[Dataset records]
--------------------------------

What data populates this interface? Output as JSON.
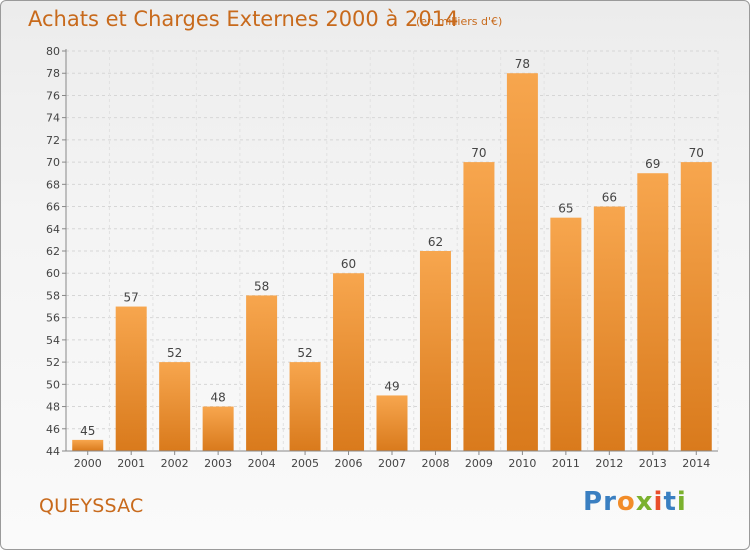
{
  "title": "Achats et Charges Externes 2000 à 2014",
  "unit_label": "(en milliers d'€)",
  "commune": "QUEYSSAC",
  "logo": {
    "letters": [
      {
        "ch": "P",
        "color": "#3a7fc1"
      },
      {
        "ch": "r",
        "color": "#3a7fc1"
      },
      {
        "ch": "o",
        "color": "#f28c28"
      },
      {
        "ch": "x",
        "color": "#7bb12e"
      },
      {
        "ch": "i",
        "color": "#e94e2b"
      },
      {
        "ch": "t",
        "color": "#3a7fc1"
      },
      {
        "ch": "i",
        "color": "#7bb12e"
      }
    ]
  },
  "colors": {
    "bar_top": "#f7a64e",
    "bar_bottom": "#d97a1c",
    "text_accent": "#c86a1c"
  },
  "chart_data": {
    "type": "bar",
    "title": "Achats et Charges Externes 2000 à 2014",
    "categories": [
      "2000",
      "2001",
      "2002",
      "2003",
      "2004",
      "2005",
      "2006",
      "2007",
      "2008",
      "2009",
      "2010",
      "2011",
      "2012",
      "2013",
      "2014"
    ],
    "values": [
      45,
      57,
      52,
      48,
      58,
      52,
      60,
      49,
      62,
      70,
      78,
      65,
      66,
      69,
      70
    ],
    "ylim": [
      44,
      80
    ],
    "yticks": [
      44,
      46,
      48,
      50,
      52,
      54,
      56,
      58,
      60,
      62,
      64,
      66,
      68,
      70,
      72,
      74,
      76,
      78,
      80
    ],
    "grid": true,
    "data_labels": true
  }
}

--------------------------------

_Work to do_
Write the listing above out again exactly, dropping each image.

_Response_
What data populates this interface? Output as JSON.
{
  "title": "Achats et Charges Externes 2000 à 2014",
  "unit_label": "(en milliers d'€)",
  "commune": "QUEYSSAC",
  "logo": {
    "letters": [
      {
        "ch": "P",
        "color": "#3a7fc1"
      },
      {
        "ch": "r",
        "color": "#3a7fc1"
      },
      {
        "ch": "o",
        "color": "#f28c28"
      },
      {
        "ch": "x",
        "color": "#7bb12e"
      },
      {
        "ch": "i",
        "color": "#e94e2b"
      },
      {
        "ch": "t",
        "color": "#3a7fc1"
      },
      {
        "ch": "i",
        "color": "#7bb12e"
      }
    ]
  },
  "colors": {
    "bar_top": "#f7a64e",
    "bar_bottom": "#d97a1c",
    "text_accent": "#c86a1c"
  },
  "chart_data": {
    "type": "bar",
    "title": "Achats et Charges Externes 2000 à 2014",
    "categories": [
      "2000",
      "2001",
      "2002",
      "2003",
      "2004",
      "2005",
      "2006",
      "2007",
      "2008",
      "2009",
      "2010",
      "2011",
      "2012",
      "2013",
      "2014"
    ],
    "values": [
      45,
      57,
      52,
      48,
      58,
      52,
      60,
      49,
      62,
      70,
      78,
      65,
      66,
      69,
      70
    ],
    "ylim": [
      44,
      80
    ],
    "yticks": [
      44,
      46,
      48,
      50,
      52,
      54,
      56,
      58,
      60,
      62,
      64,
      66,
      68,
      70,
      72,
      74,
      76,
      78,
      80
    ],
    "grid": true,
    "data_labels": true
  }
}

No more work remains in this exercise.